Problem to work on ->
In the entries that follow, find the word "have" and report each line it is on.

Data entries
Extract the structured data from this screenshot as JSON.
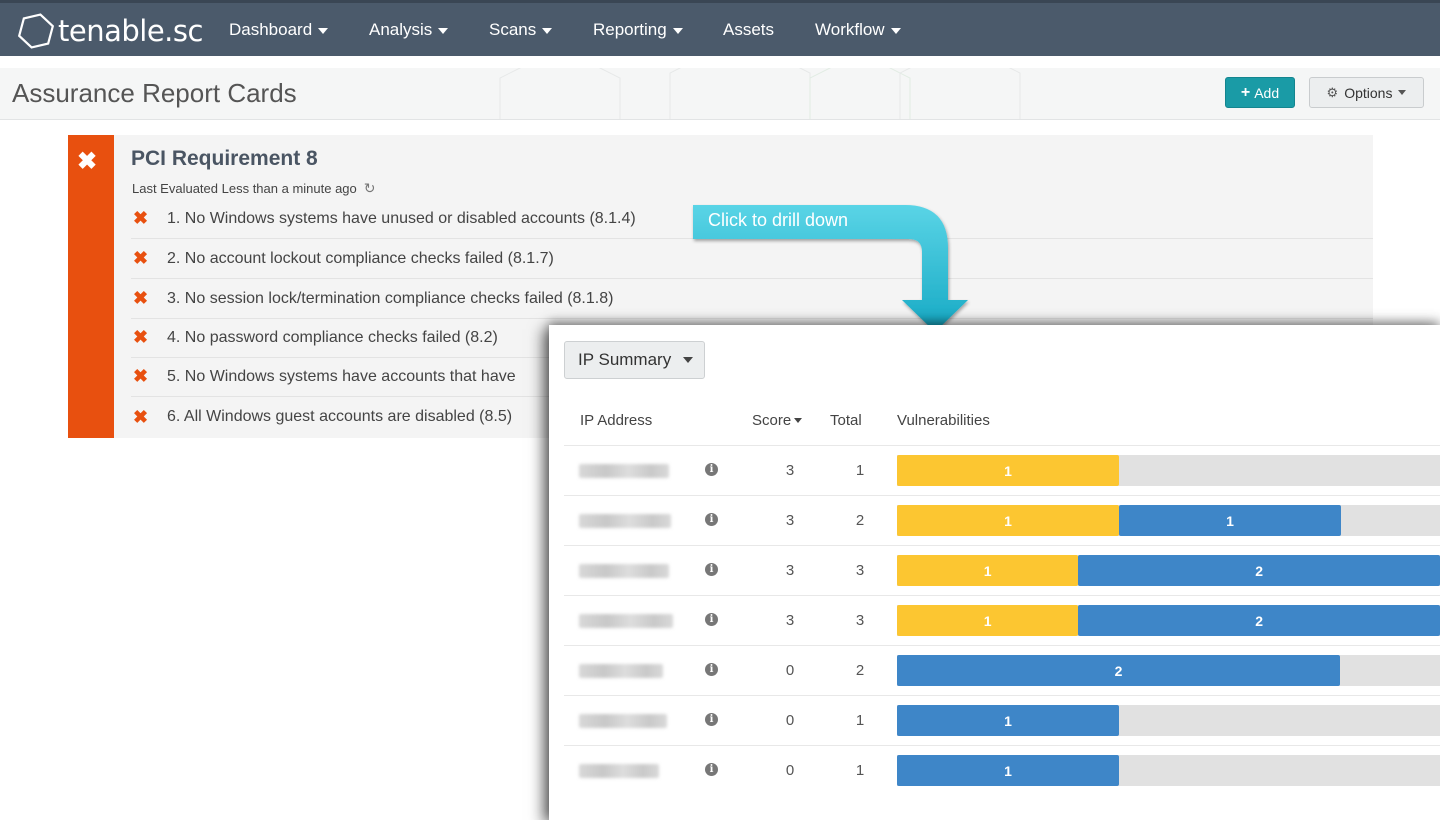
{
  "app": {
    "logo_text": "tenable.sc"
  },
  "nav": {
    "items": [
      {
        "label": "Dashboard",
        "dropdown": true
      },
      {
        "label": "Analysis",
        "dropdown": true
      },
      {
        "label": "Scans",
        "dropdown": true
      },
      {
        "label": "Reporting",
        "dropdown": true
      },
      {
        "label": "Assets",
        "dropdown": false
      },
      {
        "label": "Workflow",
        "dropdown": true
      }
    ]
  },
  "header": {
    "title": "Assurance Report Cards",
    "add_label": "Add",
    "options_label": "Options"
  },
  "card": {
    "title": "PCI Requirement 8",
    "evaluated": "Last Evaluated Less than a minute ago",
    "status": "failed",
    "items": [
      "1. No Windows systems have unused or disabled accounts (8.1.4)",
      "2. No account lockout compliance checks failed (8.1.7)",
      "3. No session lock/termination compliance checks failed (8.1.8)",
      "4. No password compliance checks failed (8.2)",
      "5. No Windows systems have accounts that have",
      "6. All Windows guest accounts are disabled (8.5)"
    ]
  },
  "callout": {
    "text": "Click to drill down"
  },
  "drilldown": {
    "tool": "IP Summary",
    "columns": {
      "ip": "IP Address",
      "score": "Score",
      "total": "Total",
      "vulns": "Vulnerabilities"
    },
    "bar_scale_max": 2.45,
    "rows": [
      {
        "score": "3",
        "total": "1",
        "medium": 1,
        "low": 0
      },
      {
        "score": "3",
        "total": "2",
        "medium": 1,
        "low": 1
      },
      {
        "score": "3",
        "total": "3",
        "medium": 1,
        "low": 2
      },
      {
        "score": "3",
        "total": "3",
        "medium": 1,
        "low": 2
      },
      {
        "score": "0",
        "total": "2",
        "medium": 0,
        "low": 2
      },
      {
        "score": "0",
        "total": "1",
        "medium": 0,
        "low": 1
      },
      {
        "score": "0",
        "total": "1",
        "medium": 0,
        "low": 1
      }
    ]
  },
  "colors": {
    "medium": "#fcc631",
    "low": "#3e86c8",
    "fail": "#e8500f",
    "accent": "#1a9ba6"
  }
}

Solved exercise ->
      "1. No Windows systems have unused or disabled accounts (8.1.4)",
      "5. No Windows systems have accounts that have",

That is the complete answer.